WORK TO COMPLETE
Give every line back verbatim, dropping all images.

----- SOURCE RECORDS

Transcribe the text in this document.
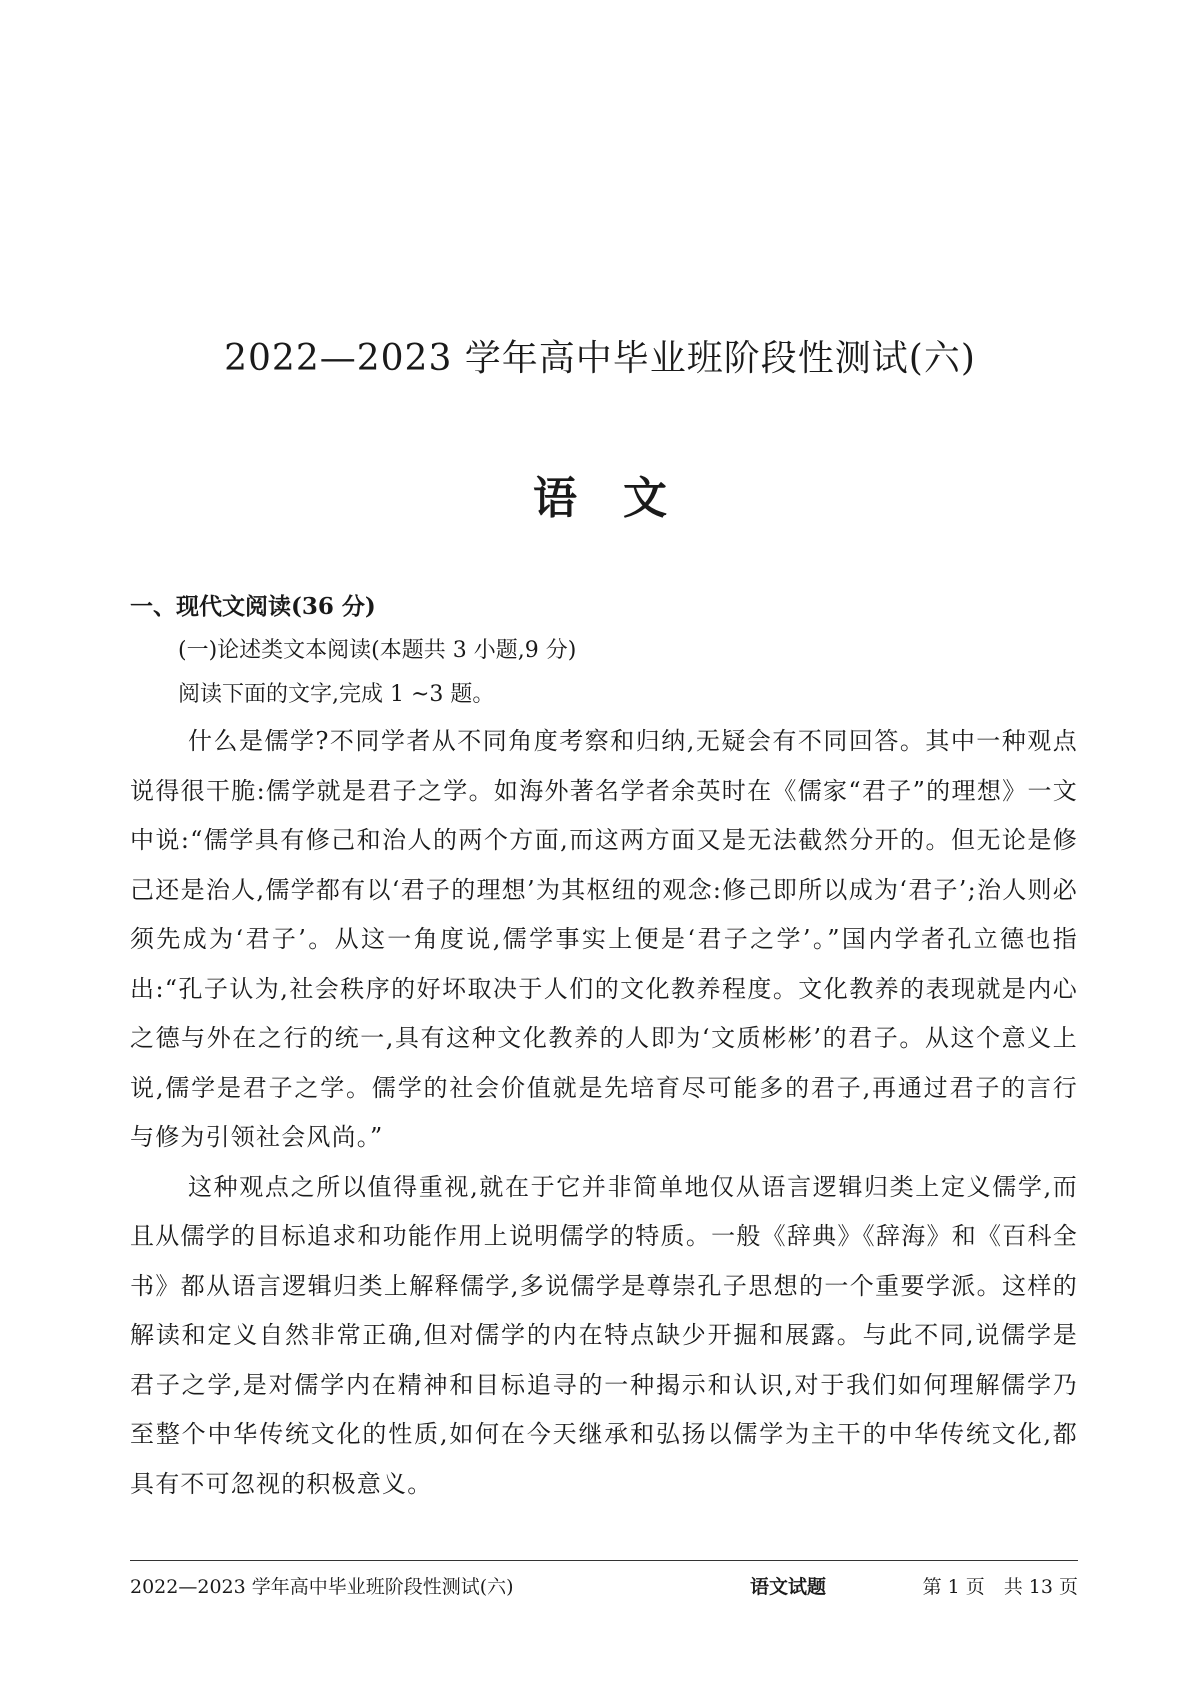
2022—2023 学年高中毕业班阶段性测试(六)
语文

一、现代文阅读(36 分)

(一)论述类文本阅读(本题共 3 小题,9 分)

阅读下面的文字,完成 1 ~3 题。

什么是儒学?不同学者从不同角度考察和归纳,无疑会有不同回答。其中一种观点说得很干脆:儒学就是君子之学。如海外著名学者余英时在《儒家“君子”的理想》一文中说:“儒学具有修己和治人的两个方面,而这两方面又是无法截然分开的。但无论是修己还是治人,儒学都有以‘君子的理想’为其枢纽的观念:修己即所以成为‘君子’;治人则必须先成为‘君子’。从这一角度说,儒学事实上便是‘君子之学’。”国内学者孔立德也指出:“孔子认为,社会秩序的好坏取决于人们的文化教养程度。文化教养的表现就是内心之德与外在之行的统一,具有这种文化教养的人即为‘文质彬彬’的君子。从这个意义上说,儒学是君子之学。儒学的社会价值就是先培育尽可能多的君子,再通过君子的言行与修为引领社会风尚。”

这种观点之所以值得重视,就在于它并非简单地仅从语言逻辑归类上定义儒学,而且从儒学的目标追求和功能作用上说明儒学的特质。一般《辞典》《辞海》和《百科全书》都从语言逻辑归类上解释儒学,多说儒学是尊崇孔子思想的一个重要学派。这样的解读和定义自然非常正确,但对儒学的内在特点缺少开掘和展露。与此不同,说儒学是君子之学,是对儒学内在精神和目标追寻的一种揭示和认识,对于我们如何理解儒学乃至整个中华传统文化的性质,如何在今天继承和弘扬以儒学为主干的中华传统文化,都具有不可忽视的积极意义。

2022—2023 学年高中毕业班阶段性测试(六)	语文试题	第 1 页　共 13 页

----------

RESPONSE TO THIS EXERCISE
Transcribe the text in this document.
2022—2023 学年高中毕业班阶段性测试(六)
语文

一、现代文阅读(36 分)

(一)论述类文本阅读(本题共 3 小题,9 分)

阅读下面的文字,完成 1 ~3 题。

什么是儒学?不同学者从不同角度考察和归纳,无疑会有不同回答。其中一种观点说得很干脆:儒学就是君子之学。如海外著名学者余英时在《儒家“君子”的理想》一文中说:“儒学具有修己和治人的两个方面,而这两方面又是无法截然分开的。但无论是修己还是治人,儒学都有以‘君子的理想’为其枢纽的观念:修己即所以成为‘君子’;治人则必须先成为‘君子’。从这一角度说,儒学事实上便是‘君子之学’。”国内学者孔立德也指出:“孔子认为,社会秩序的好坏取决于人们的文化教养程度。文化教养的表现就是内心之德与外在之行的统一,具有这种文化教养的人即为‘文质彬彬’的君子。从这个意义上说,儒学是君子之学。儒学的社会价值就是先培育尽可能多的君子,再通过君子的言行与修为引领社会风尚。”

这种观点之所以值得重视,就在于它并非简单地仅从语言逻辑归类上定义儒学,而且从儒学的目标追求和功能作用上说明儒学的特质。一般《辞典》《辞海》和《百科全书》都从语言逻辑归类上解释儒学,多说儒学是尊崇孔子思想的一个重要学派。这样的解读和定义自然非常正确,但对儒学的内在特点缺少开掘和展露。与此不同,说儒学是君子之学,是对儒学内在精神和目标追寻的一种揭示和认识,对于我们如何理解儒学乃至整个中华传统文化的性质,如何在今天继承和弘扬以儒学为主干的中华传统文化,都具有不可忽视的积极意义。

2022—2023 学年高中毕业班阶段性测试(六)	语文试题	第 1 页　共 13 页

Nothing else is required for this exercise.